- [Data supplied]:
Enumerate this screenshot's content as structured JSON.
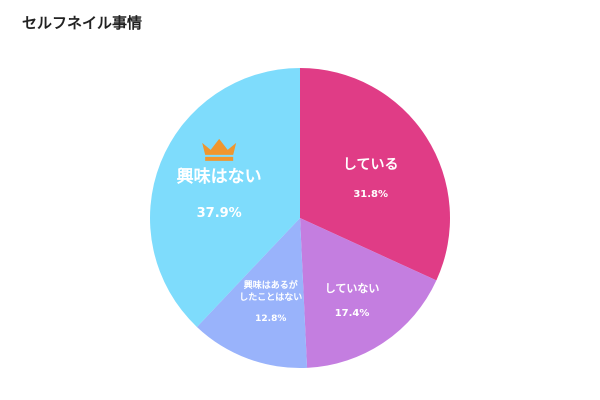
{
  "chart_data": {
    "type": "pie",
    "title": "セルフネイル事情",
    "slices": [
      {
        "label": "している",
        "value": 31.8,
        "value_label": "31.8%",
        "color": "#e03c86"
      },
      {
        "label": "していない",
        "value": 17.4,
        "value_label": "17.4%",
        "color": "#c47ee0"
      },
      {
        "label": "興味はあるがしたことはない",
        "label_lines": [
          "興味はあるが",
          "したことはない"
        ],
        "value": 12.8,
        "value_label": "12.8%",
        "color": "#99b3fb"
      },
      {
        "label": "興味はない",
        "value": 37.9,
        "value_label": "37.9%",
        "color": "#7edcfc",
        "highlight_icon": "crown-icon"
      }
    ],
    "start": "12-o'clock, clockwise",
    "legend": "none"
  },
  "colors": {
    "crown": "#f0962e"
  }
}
* * *
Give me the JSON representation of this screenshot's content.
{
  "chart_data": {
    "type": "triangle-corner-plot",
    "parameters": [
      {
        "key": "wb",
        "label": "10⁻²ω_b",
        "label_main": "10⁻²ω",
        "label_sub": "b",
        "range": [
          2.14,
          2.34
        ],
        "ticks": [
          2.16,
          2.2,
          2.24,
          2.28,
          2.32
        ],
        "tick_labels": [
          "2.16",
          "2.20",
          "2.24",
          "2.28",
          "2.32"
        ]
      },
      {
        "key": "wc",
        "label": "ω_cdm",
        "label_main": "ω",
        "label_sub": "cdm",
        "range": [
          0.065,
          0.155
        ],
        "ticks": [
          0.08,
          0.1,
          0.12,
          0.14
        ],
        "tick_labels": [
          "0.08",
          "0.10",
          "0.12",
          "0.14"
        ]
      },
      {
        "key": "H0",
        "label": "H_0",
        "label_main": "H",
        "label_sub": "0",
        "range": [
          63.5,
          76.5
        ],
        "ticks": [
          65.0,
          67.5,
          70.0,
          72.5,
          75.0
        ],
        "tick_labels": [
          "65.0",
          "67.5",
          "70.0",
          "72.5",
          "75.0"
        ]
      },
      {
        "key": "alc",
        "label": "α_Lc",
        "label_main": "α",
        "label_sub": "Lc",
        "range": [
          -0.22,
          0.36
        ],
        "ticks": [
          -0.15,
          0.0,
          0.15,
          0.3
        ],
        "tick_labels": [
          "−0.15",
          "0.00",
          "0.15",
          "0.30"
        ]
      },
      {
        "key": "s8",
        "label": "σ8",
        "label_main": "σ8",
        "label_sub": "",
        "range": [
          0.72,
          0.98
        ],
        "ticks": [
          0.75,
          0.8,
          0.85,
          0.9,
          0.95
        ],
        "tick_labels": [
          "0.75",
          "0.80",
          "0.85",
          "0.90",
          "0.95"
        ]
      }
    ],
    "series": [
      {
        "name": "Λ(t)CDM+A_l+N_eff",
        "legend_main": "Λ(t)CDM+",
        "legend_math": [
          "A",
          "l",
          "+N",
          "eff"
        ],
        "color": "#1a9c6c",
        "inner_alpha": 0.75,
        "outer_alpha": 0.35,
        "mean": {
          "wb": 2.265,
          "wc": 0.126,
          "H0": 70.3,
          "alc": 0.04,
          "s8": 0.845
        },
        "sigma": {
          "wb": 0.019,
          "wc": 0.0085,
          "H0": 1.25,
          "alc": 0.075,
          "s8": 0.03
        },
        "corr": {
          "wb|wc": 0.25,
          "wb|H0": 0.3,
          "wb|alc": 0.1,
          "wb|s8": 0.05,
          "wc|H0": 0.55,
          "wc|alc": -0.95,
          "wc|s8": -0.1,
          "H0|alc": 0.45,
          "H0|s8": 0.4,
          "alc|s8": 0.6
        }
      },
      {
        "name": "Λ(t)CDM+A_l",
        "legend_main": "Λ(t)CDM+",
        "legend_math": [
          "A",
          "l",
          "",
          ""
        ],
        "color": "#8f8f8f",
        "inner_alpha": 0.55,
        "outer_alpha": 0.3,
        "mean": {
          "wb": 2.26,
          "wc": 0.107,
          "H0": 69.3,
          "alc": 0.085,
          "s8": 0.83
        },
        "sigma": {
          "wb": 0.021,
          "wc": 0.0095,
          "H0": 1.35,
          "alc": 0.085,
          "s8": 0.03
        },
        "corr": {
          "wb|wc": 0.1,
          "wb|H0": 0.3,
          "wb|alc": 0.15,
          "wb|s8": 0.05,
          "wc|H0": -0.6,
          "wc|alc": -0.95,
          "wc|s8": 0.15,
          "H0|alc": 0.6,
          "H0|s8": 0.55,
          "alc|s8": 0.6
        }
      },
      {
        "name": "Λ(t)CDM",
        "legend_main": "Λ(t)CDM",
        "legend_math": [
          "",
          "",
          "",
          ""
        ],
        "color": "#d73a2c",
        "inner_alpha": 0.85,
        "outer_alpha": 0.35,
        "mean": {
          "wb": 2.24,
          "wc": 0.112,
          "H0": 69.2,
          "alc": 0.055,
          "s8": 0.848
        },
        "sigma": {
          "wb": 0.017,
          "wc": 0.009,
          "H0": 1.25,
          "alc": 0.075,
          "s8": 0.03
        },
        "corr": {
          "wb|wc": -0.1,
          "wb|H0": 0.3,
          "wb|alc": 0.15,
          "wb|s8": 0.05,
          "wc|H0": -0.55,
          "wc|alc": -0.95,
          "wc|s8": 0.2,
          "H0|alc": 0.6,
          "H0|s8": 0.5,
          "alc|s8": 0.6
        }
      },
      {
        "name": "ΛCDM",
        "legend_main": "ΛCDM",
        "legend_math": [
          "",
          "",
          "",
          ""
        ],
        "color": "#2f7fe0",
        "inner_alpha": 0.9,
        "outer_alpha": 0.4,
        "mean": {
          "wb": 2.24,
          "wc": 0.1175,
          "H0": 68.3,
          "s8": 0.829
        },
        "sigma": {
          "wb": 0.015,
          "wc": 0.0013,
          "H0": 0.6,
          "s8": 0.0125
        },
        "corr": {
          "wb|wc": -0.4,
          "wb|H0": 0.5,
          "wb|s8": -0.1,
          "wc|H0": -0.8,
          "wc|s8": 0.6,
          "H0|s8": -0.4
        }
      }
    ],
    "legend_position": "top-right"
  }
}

- [Set exercise]:
Tally every line of the listing that holds the string "crown", then give the number by itself.

- [Output of the exercise]:
2